INSTRUCTIONS TO FOLLOW:
All of the material below is to be returned exactly.
[BEGIN PROVIDED DATA]
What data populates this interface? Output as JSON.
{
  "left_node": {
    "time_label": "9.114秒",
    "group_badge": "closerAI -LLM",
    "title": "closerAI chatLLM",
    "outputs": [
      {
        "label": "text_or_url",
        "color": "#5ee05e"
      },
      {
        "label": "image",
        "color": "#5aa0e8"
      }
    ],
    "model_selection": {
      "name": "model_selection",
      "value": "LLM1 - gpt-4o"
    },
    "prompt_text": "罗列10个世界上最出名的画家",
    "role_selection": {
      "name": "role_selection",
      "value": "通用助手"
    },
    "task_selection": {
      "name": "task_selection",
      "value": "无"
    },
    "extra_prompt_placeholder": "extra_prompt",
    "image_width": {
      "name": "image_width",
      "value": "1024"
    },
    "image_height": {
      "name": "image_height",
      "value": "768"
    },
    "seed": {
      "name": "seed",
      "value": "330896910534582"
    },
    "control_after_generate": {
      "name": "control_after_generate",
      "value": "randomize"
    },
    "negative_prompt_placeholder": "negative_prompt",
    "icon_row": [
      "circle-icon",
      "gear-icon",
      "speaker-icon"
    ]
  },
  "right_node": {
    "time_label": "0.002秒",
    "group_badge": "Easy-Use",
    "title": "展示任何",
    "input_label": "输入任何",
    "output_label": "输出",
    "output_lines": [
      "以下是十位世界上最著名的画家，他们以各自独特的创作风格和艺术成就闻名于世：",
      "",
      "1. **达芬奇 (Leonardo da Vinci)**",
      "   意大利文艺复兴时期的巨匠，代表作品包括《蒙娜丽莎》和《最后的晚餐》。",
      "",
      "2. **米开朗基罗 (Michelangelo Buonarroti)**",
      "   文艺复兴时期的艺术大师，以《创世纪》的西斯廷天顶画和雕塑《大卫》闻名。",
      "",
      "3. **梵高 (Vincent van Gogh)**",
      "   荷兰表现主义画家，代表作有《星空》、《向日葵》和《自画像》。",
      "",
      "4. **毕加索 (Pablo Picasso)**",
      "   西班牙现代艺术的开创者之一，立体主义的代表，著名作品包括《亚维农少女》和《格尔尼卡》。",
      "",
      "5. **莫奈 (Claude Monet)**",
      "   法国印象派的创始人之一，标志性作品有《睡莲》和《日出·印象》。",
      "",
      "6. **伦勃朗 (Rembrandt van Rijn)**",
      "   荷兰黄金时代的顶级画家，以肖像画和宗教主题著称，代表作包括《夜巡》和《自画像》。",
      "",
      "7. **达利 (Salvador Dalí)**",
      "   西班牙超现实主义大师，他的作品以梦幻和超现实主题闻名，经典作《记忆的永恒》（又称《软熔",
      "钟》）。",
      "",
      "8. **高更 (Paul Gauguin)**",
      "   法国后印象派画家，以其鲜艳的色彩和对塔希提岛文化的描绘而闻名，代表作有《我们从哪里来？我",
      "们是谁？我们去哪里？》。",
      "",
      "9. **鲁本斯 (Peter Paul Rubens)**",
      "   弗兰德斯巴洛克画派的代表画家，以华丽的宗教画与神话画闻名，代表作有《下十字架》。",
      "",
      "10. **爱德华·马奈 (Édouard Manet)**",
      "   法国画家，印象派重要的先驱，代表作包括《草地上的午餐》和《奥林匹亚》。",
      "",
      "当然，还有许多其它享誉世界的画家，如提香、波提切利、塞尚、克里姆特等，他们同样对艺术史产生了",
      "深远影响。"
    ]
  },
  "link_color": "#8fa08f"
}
[END PROVIDED DATA]
CORRECT RESULT:
What data populates this interface? Output as JSON.
{
  "left_node": {
    "time_label": "9.114秒",
    "group_badge": "closerAI -LLM",
    "title": "closerAI chatLLM",
    "outputs": [
      {
        "label": "text_or_url",
        "color": "#5ee05e"
      },
      {
        "label": "image",
        "color": "#5aa0e8"
      }
    ],
    "model_selection": {
      "name": "model_selection",
      "value": "LLM1 - gpt-4o"
    },
    "prompt_text": "罗列10个世界上最出名的画家",
    "role_selection": {
      "name": "role_selection",
      "value": "通用助手"
    },
    "task_selection": {
      "name": "task_selection",
      "value": "无"
    },
    "extra_prompt_placeholder": "extra_prompt",
    "image_width": {
      "name": "image_width",
      "value": "1024"
    },
    "image_height": {
      "name": "image_height",
      "value": "768"
    },
    "seed": {
      "name": "seed",
      "value": "330896910534582"
    },
    "control_after_generate": {
      "name": "control_after_generate",
      "value": "randomize"
    },
    "negative_prompt_placeholder": "negative_prompt",
    "icon_row": [
      "circle-icon",
      "gear-icon",
      "speaker-icon"
    ]
  },
  "right_node": {
    "time_label": "0.002秒",
    "group_badge": "Easy-Use",
    "title": "展示任何",
    "input_label": "输入任何",
    "output_label": "输出",
    "output_lines": [
      "以下是十位世界上最著名的画家，他们以各自独特的创作风格和艺术成就闻名于世：",
      "",
      "1. **达芬奇 (Leonardo da Vinci)**",
      "   意大利文艺复兴时期的巨匠，代表作品包括《蒙娜丽莎》和《最后的晚餐》。",
      "",
      "2. **米开朗基罗 (Michelangelo Buonarroti)**",
      "   文艺复兴时期的艺术大师，以《创世纪》的西斯廷天顶画和雕塑《大卫》闻名。",
      "",
      "3. **梵高 (Vincent van Gogh)**",
      "   荷兰表现主义画家，代表作有《星空》、《向日葵》和《自画像》。",
      "",
      "4. **毕加索 (Pablo Picasso)**",
      "   西班牙现代艺术的开创者之一，立体主义的代表，著名作品包括《亚维农少女》和《格尔尼卡》。",
      "",
      "5. **莫奈 (Claude Monet)**",
      "   法国印象派的创始人之一，标志性作品有《睡莲》和《日出·印象》。",
      "",
      "6. **伦勃朗 (Rembrandt van Rijn)**",
      "   荷兰黄金时代的顶级画家，以肖像画和宗教主题著称，代表作包括《夜巡》和《自画像》。",
      "",
      "7. **达利 (Salvador Dalí)**",
      "   西班牙超现实主义大师，他的作品以梦幻和超现实主题闻名，经典作《记忆的永恒》（又称《软熔",
      "钟》）。",
      "",
      "8. **高更 (Paul Gauguin)**",
      "   法国后印象派画家，以其鲜艳的色彩和对塔希提岛文化的描绘而闻名，代表作有《我们从哪里来？我",
      "们是谁？我们去哪里？》。",
      "",
      "9. **鲁本斯 (Peter Paul Rubens)**",
      "   弗兰德斯巴洛克画派的代表画家，以华丽的宗教画与神话画闻名，代表作有《下十字架》。",
      "",
      "10. **爱德华·马奈 (Édouard Manet)**",
      "   法国画家，印象派重要的先驱，代表作包括《草地上的午餐》和《奥林匹亚》。",
      "",
      "当然，还有许多其它享誉世界的画家，如提香、波提切利、塞尚、克里姆特等，他们同样对艺术史产生了",
      "深远影响。"
    ]
  },
  "link_color": "#8fa08f"
}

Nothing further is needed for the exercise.